— START PROVIDED INFORMATION —

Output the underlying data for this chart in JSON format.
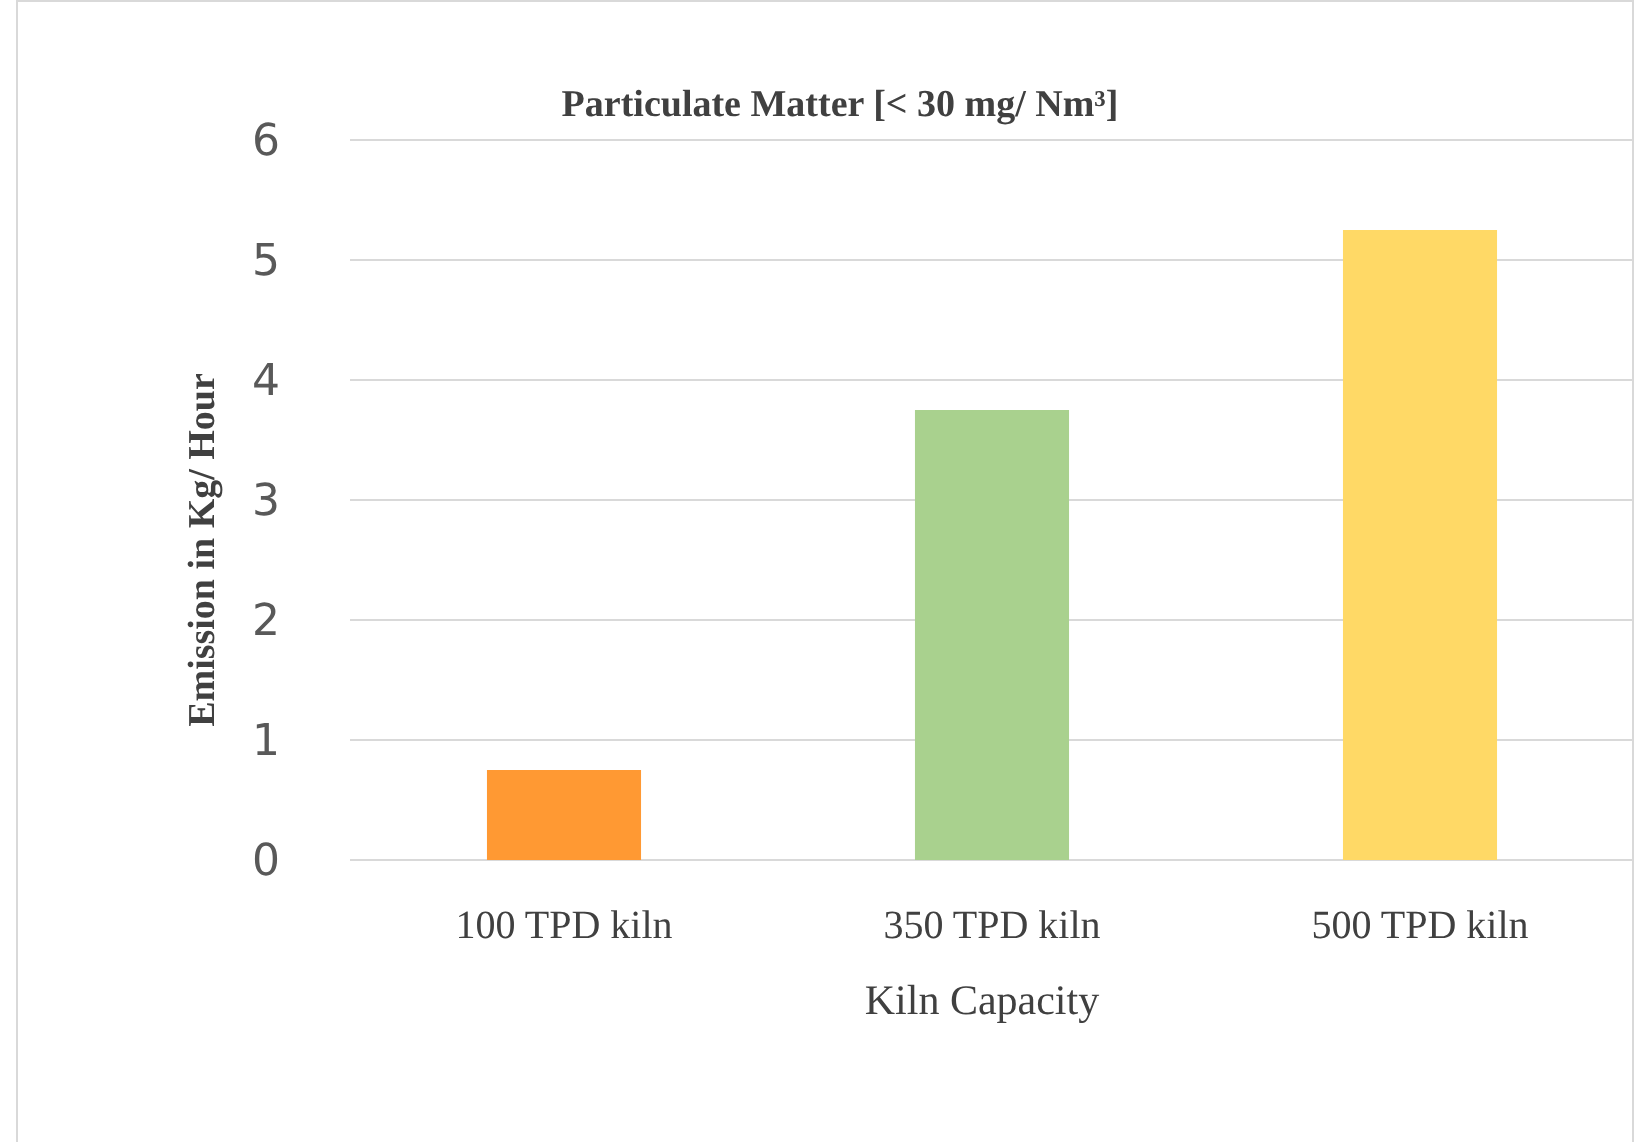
{
  "chart_data": {
    "type": "bar",
    "title": "Particulate Matter [< 30 mg/ Nm³]",
    "xlabel": "Kiln Capacity",
    "ylabel": "Emission in Kg/ Hour",
    "categories": [
      "100 TPD kiln",
      "350 TPD kiln",
      "500 TPD kiln"
    ],
    "values": [
      0.75,
      3.75,
      5.25
    ],
    "colors": [
      "#ff9933",
      "#a9d18e",
      "#ffd966"
    ],
    "ylim": [
      0,
      6
    ],
    "yticks": [
      0,
      1,
      2,
      3,
      4,
      5,
      6
    ],
    "grid": "y"
  }
}
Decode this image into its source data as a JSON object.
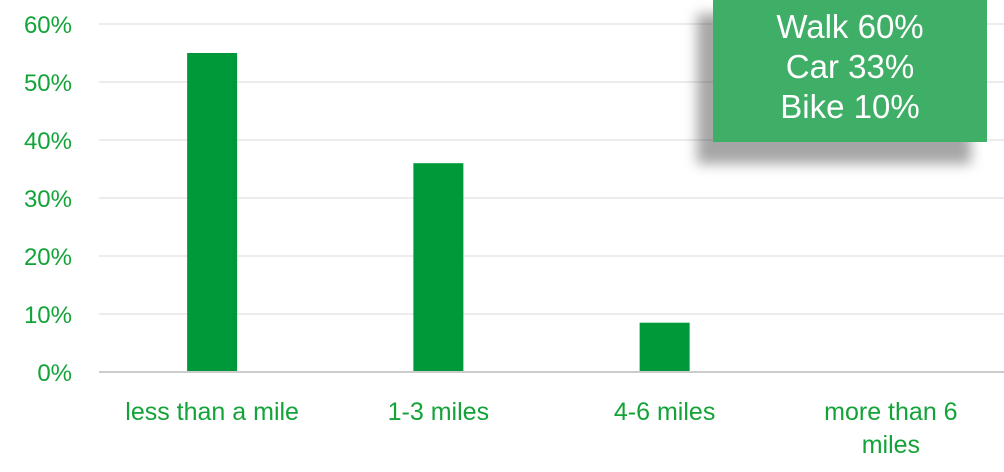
{
  "colors": {
    "bar": "#00993a",
    "text": "#13a338",
    "axis": "#cccccc",
    "grid": "#e6e6e6",
    "callout_bg": "#3fae66",
    "callout_text": "#ffffff"
  },
  "chart_data": {
    "type": "bar",
    "categories": [
      "less than a mile",
      "1-3 miles",
      "4-6 miles",
      "more than 6 miles"
    ],
    "category_lines": [
      [
        "less than a mile"
      ],
      [
        "1-3 miles"
      ],
      [
        "4-6 miles"
      ],
      [
        "more than 6",
        "miles"
      ]
    ],
    "values": [
      55,
      36,
      8.5,
      0
    ],
    "ylim": [
      0,
      60
    ],
    "yticks": [
      0,
      10,
      20,
      30,
      40,
      50,
      60
    ],
    "ytick_labels": [
      "0%",
      "10%",
      "20%",
      "30%",
      "40%",
      "50%",
      "60%"
    ],
    "grid": true,
    "title": "",
    "xlabel": "",
    "ylabel": ""
  },
  "callout": {
    "lines": [
      "Walk 60%",
      "Car 33%",
      "Bike 10%"
    ]
  }
}
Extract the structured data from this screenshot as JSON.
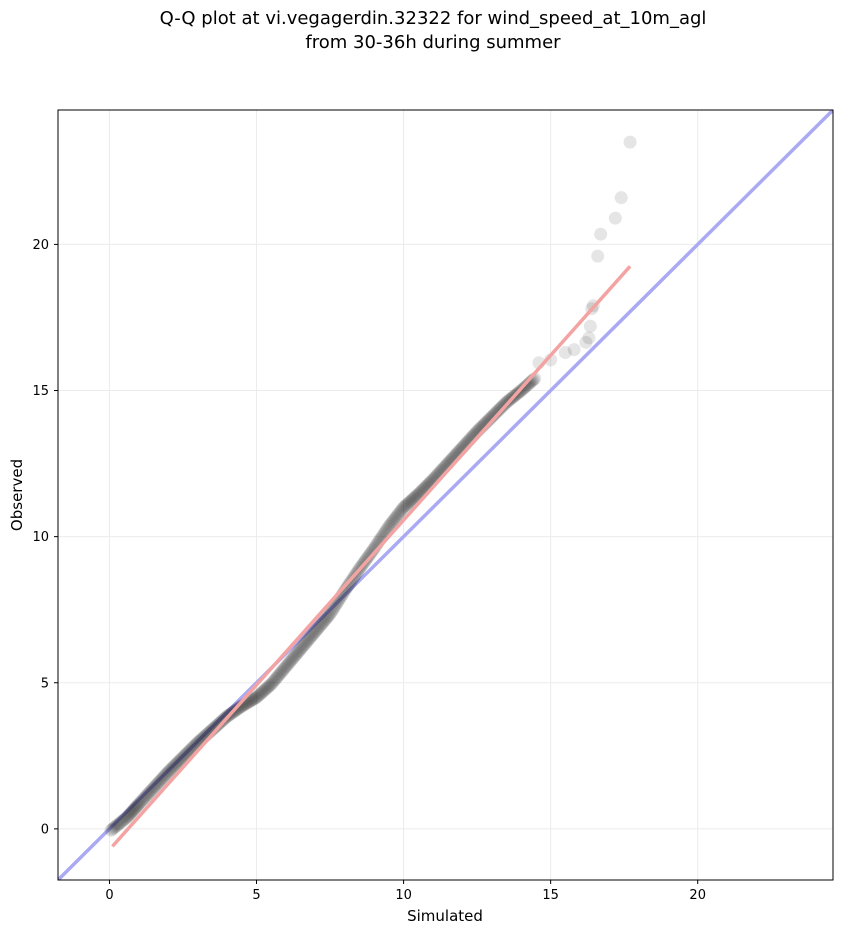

— END PROVIDED INFORMATION —

Extract exactly the lines from the one containing "Decode this image" through the last line of the records above, both included, and leave out the pictures.

_TASK RESPONSE:_
Decode this image into its source data as a JSON object.
{
  "colors": {
    "bar": "#00993a",
    "text": "#13a338",
    "axis": "#cccccc",
    "grid": "#e6e6e6",
    "callout_bg": "#3fae66",
    "callout_text": "#ffffff"
  },
  "chart_data": {
    "type": "bar",
    "categories": [
      "less than a mile",
      "1-3 miles",
      "4-6 miles",
      "more than 6 miles"
    ],
    "category_lines": [
      [
        "less than a mile"
      ],
      [
        "1-3 miles"
      ],
      [
        "4-6 miles"
      ],
      [
        "more than 6",
        "miles"
      ]
    ],
    "values": [
      55,
      36,
      8.5,
      0
    ],
    "ylim": [
      0,
      60
    ],
    "yticks": [
      0,
      10,
      20,
      30,
      40,
      50,
      60
    ],
    "ytick_labels": [
      "0%",
      "10%",
      "20%",
      "30%",
      "40%",
      "50%",
      "60%"
    ],
    "grid": true,
    "title": "",
    "xlabel": "",
    "ylabel": ""
  },
  "callout": {
    "lines": [
      "Walk 60%",
      "Car 33%",
      "Bike 10%"
    ]
  }
}
Extract the structured data from this screenshot as JSON.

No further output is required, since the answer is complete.